WHAT YOU ARE ASKED TO DO.
Assemble all lines in which the string "انواع" appears.

::::

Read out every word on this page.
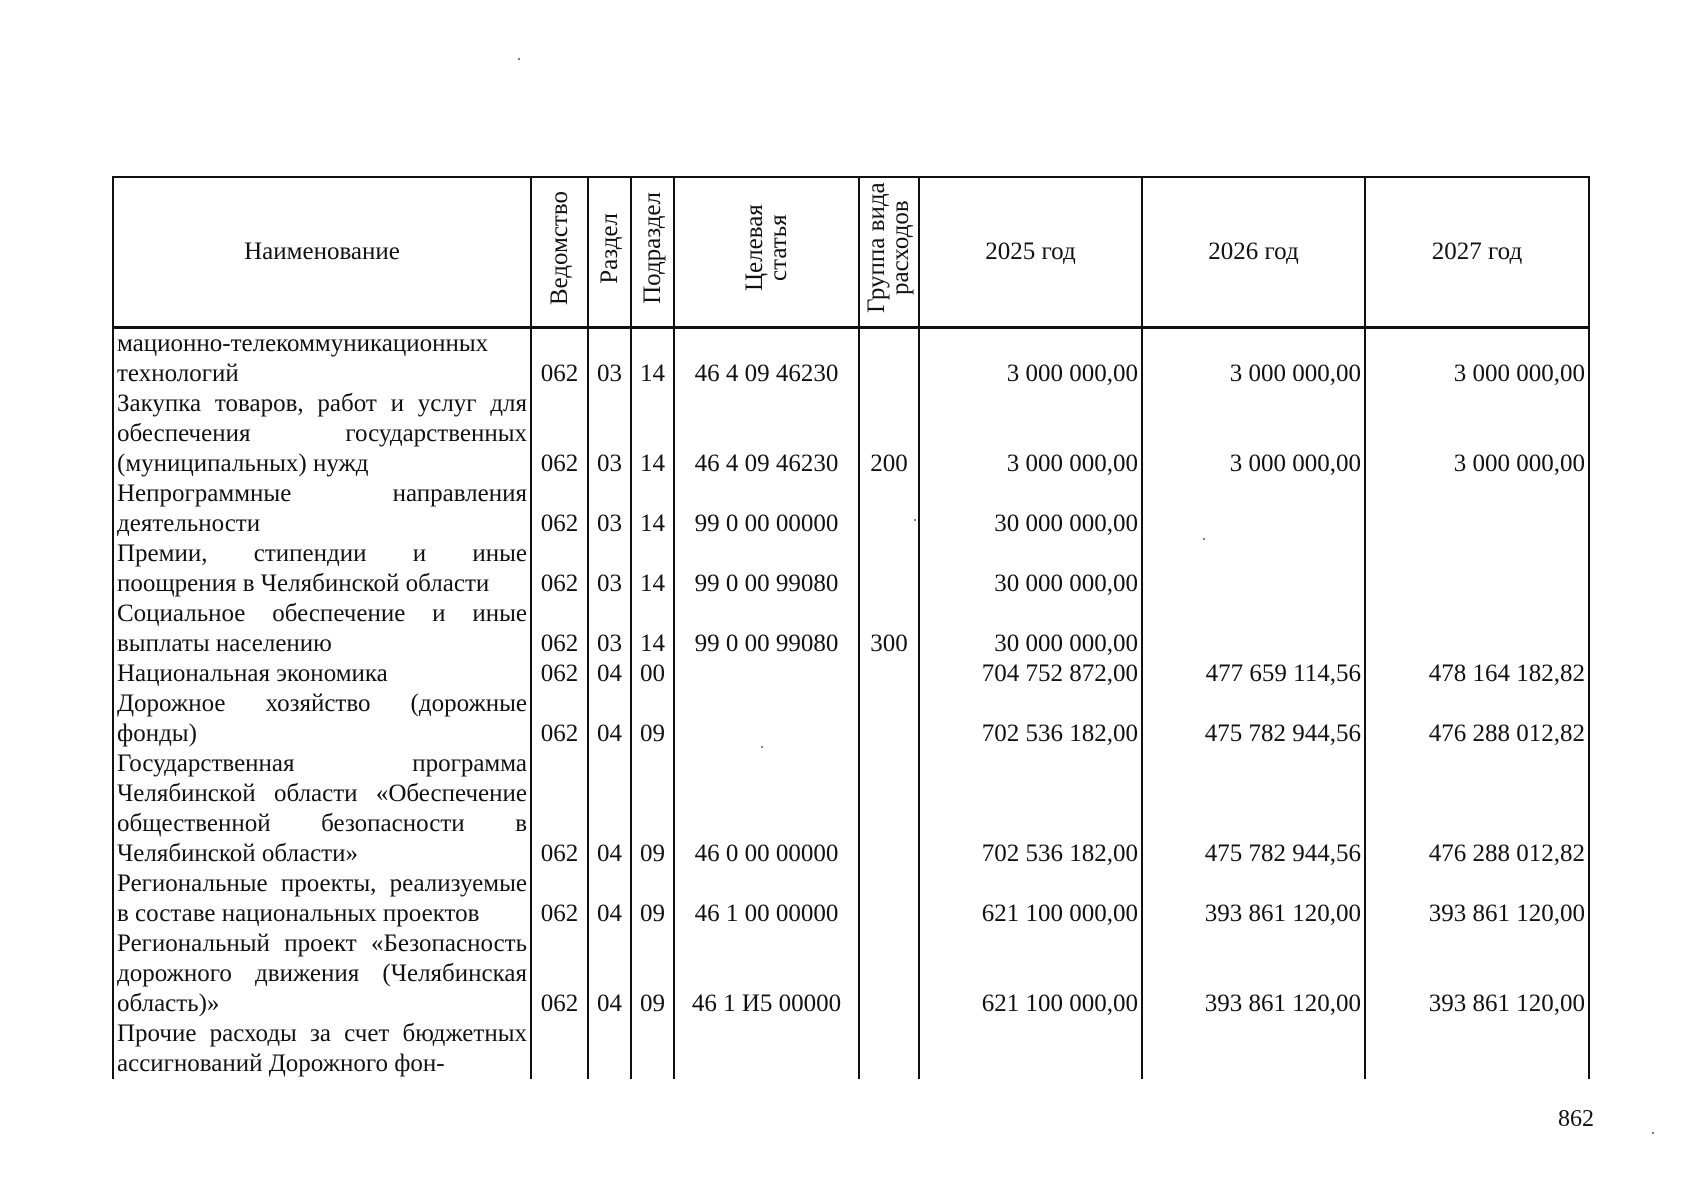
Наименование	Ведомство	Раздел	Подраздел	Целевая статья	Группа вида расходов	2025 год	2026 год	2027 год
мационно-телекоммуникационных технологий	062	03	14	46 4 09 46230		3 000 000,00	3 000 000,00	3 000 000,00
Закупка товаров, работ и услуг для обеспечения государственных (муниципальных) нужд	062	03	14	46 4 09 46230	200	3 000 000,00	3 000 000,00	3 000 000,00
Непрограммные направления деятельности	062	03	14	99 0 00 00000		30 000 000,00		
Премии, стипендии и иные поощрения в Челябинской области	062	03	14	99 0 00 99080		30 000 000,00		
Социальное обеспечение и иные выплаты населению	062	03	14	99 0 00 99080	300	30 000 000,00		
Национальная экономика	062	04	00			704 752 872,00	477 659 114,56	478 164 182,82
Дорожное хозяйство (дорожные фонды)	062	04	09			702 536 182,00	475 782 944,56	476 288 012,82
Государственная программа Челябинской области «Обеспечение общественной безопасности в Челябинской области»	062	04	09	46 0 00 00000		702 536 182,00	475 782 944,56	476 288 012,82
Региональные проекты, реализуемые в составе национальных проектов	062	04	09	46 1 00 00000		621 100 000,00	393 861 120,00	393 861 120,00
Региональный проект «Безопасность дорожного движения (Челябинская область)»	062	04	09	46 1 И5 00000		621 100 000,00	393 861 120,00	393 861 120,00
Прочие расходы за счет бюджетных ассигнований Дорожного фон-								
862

::::

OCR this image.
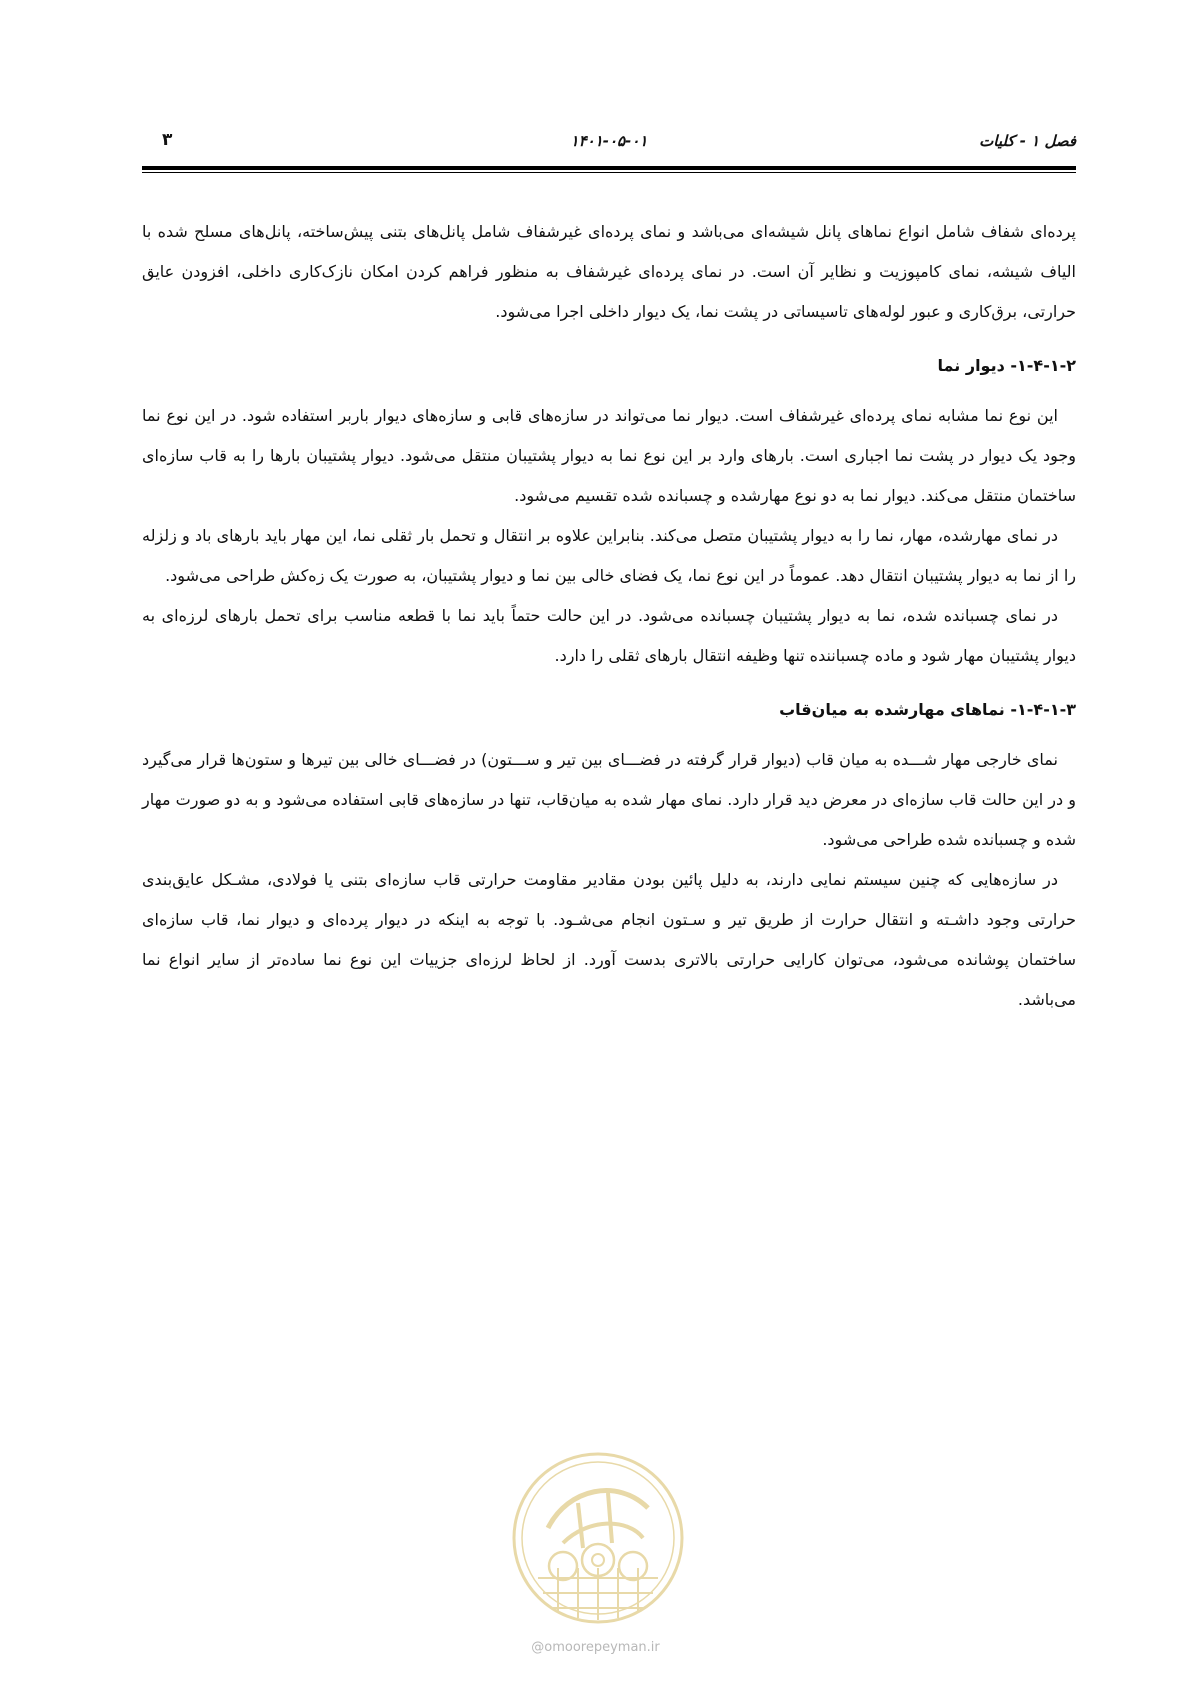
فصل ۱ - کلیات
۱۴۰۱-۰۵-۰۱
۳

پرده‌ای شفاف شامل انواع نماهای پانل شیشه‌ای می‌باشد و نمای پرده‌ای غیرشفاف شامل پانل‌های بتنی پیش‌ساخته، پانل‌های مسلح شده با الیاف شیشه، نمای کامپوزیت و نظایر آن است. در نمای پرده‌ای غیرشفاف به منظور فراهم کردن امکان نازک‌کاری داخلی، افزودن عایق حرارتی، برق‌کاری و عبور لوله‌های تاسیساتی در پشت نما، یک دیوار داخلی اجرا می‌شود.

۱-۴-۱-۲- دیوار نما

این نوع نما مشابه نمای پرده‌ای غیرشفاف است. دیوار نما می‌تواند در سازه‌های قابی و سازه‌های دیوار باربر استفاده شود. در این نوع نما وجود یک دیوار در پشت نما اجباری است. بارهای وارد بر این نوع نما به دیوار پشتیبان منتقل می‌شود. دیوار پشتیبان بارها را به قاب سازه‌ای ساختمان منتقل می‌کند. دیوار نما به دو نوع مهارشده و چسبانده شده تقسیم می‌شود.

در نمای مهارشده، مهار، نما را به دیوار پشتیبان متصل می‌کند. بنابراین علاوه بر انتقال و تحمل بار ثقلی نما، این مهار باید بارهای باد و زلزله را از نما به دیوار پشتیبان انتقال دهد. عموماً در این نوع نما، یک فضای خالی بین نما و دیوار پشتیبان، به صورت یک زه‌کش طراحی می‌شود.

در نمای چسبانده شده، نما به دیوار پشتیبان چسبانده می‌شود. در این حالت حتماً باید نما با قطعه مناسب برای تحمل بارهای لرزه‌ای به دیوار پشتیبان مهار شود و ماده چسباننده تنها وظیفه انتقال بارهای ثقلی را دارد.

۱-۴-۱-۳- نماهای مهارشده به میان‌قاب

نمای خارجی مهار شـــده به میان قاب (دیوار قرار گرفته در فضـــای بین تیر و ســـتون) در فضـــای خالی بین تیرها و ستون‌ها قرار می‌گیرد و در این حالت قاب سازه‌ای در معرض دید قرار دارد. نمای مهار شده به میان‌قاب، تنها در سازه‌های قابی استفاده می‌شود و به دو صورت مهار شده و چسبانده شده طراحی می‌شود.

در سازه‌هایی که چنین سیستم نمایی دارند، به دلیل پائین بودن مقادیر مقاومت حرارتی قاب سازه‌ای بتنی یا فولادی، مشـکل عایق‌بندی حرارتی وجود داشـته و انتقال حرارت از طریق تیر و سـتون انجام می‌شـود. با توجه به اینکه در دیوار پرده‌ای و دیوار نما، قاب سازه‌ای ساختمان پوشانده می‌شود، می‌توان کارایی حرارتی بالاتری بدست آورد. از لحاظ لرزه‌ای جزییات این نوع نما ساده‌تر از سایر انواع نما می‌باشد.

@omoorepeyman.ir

::::

SOLUTION TO THE EXERCISE.
پرده‌ای شفاف شامل انواع نماهای پانل شیشه‌ای می‌باشد و نمای پرده‌ای غیرشفاف شامل پانل‌های بتنی پیش‌ساخته، پانل‌های مسلح شده با الیاف شیشه، نمای کامپوزیت و نظایر آن است. در نمای پرده‌ای غیرشفاف به منظور فراهم کردن امکان نازک‌کاری داخلی، افزودن عایق حرارتی، برق‌کاری و عبور لوله‌های تاسیساتی در پشت نما، یک دیوار داخلی اجرا می‌شود.
در سازه‌هایی که چنین سیستم نمایی دارند، به دلیل پائین بودن مقادیر مقاومت حرارتی قاب سازه‌ای بتنی یا فولادی، مشـکل عایق‌بندی حرارتی وجود داشـته و انتقال حرارت از طریق تیر و سـتون انجام می‌شـود. با توجه به اینکه در دیوار پرده‌ای و دیوار نما، قاب سازه‌ای ساختمان پوشانده می‌شود، می‌توان کارایی حرارتی بالاتری بدست آورد. از لحاظ لرزه‌ای جزییات این نوع نما ساده‌تر از سایر انواع نما می‌باشد.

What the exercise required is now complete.